# Direction
All of the lines below are to be printed again exactly; images are excluded from the output.

** start of Entries provided **

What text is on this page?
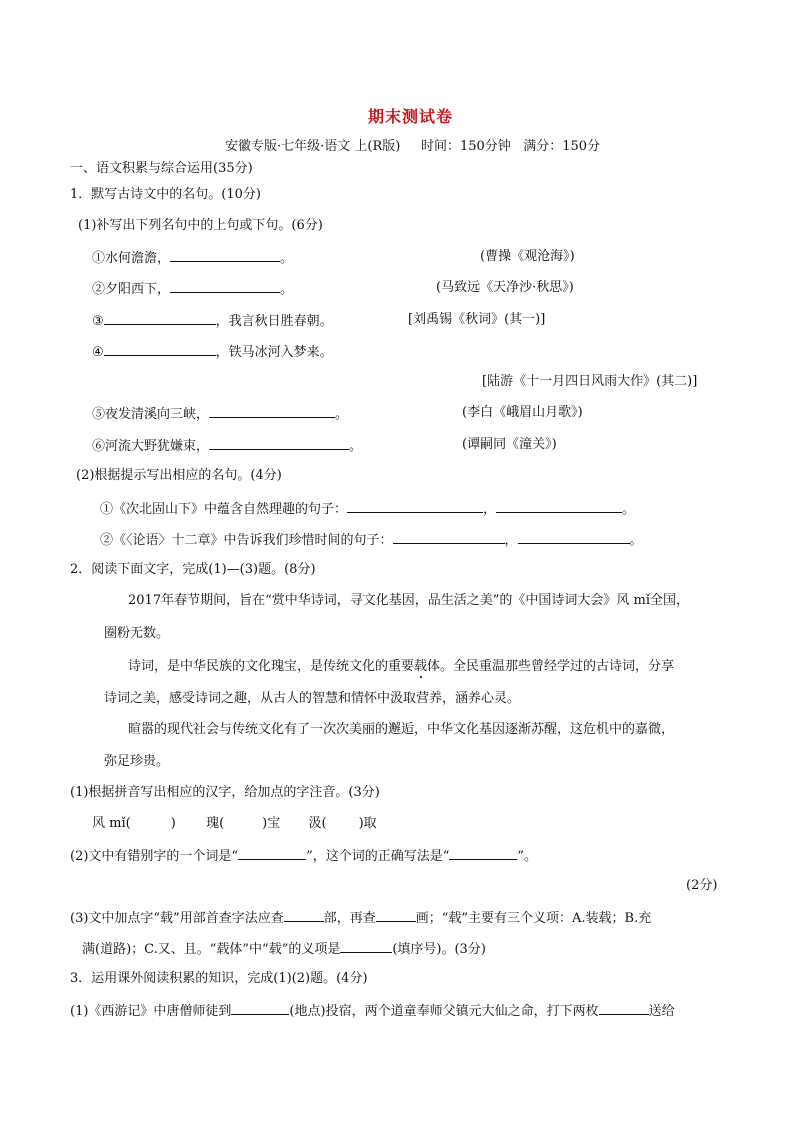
期末测试卷
安徽专版·七年级·语文 上(R版)     时间：150分钟   满分：150分
一、语文积累与综合运用(35分)
1．默写古诗文中的名句。(10分)
(1)补写出下列名句中的上句或下句。(6分)
①水何澹澹，	。	(曹操《观沧海》)
②夕阳西下，	。	(马致远《天净沙·秋思》)
③	，我言秋日胜春朝。	[刘禹锡《秋词》(其一)]
④	，铁马冰河入梦来。
[陆游《十一月四日风雨大作》(其二)]
⑤夜发清溪向三峡，	。	(李白《峨眉山月歌》)
⑥河流大野犹嫌束，	。	(谭嗣同《潼关》)
(2)根据提示写出相应的名句。(4分)
①《次北固山下》中蕴含自然理趣的句子：	，	。
②《〈论语〉十二章》中告诉我们珍惜时间的句子：	，	。
2．阅读下面文字，完成(1)—(3)题。(8分)
2017年春节期间，旨在“赏中华诗词，寻文化基因，品生活之美”的《中国诗词大会》风 mǐ全国，
圈粉无数。
诗词，是中华民族的文化瑰宝，是传统文化的重要载体。全民重温那些曾经学过的古诗词，分享
诗词之美，感受诗词之趣，从古人的智慧和情怀中汲取营养，涵养心灵。
暄嚣的现代社会与传统文化有了一次次美丽的邂逅，中华文化基因逐渐苏醒，这危机中的嘉微，
弥足珍贵。
(1)根据拼音写出相应的汉字，给加点的字注音。(3分)
风 mǐ(	) 瑰(	)宝 汲( )取
(2)文中有错别字的一个词是“	”，这个词的正确写法是“	”。
(2分)
(3)文中加点字“载”用部首查字法应查	部，再查	画；“载”主要有三个义项：A.装载；B.充
满(道路)；C.又、且。“载体”中“载”的义项是	(填序号)。(3分)
3．运用课外阅读积累的知识，完成(1)(2)题。(4分)
(1)《西游记》中唐僧师徒到	(地点)投宿，两个道童奉师父镇元大仙之命，打下两枚	送给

** end of Entries provided **

# Task output
What text is on this page?
期末测试卷
安徽专版·七年级·语文 上(R版)     时间：150分钟   满分：150分
一、语文积累与综合运用(35分)
1．默写古诗文中的名句。(10分)
(1)补写出下列名句中的上句或下句。(6分)
①水何澹澹，	。	(曹操《观沧海》)
②夕阳西下，	。	(马致远《天净沙·秋思》)
③	，我言秋日胜春朝。	[刘禹锡《秋词》(其一)]
④	，铁马冰河入梦来。
[陆游《十一月四日风雨大作》(其二)]
⑤夜发清溪向三峡，	。	(李白《峨眉山月歌》)
⑥河流大野犹嫌束，	。	(谭嗣同《潼关》)
(2)根据提示写出相应的名句。(4分)
①《次北固山下》中蕴含自然理趣的句子：	，	。
②《〈论语〉十二章》中告诉我们珍惜时间的句子：	，	。
2．阅读下面文字，完成(1)—(3)题。(8分)
2017年春节期间，旨在“赏中华诗词，寻文化基因，品生活之美”的《中国诗词大会》风 mǐ全国，
圈粉无数。
诗词，是中华民族的文化瑰宝，是传统文化的重要载体。全民重温那些曾经学过的古诗词，分享
诗词之美，感受诗词之趣，从古人的智慧和情怀中汲取营养，涵养心灵。
暄嚣的现代社会与传统文化有了一次次美丽的邂逅，中华文化基因逐渐苏醒，这危机中的嘉微，
弥足珍贵。
(1)根据拼音写出相应的汉字，给加点的字注音。(3分)
风 mǐ(	) 瑰(	)宝 汲( )取
(2)文中有错别字的一个词是“	”，这个词的正确写法是“	”。
(2分)
(3)文中加点字“载”用部首查字法应查	部，再查	画；“载”主要有三个义项：A.装载；B.充
满(道路)；C.又、且。“载体”中“载”的义项是	(填序号)。(3分)
3．运用课外阅读积累的知识，完成(1)(2)题。(4分)
(1)《西游记》中唐僧师徒到	(地点)投宿，两个道童奉师父镇元大仙之命，打下两枚	送给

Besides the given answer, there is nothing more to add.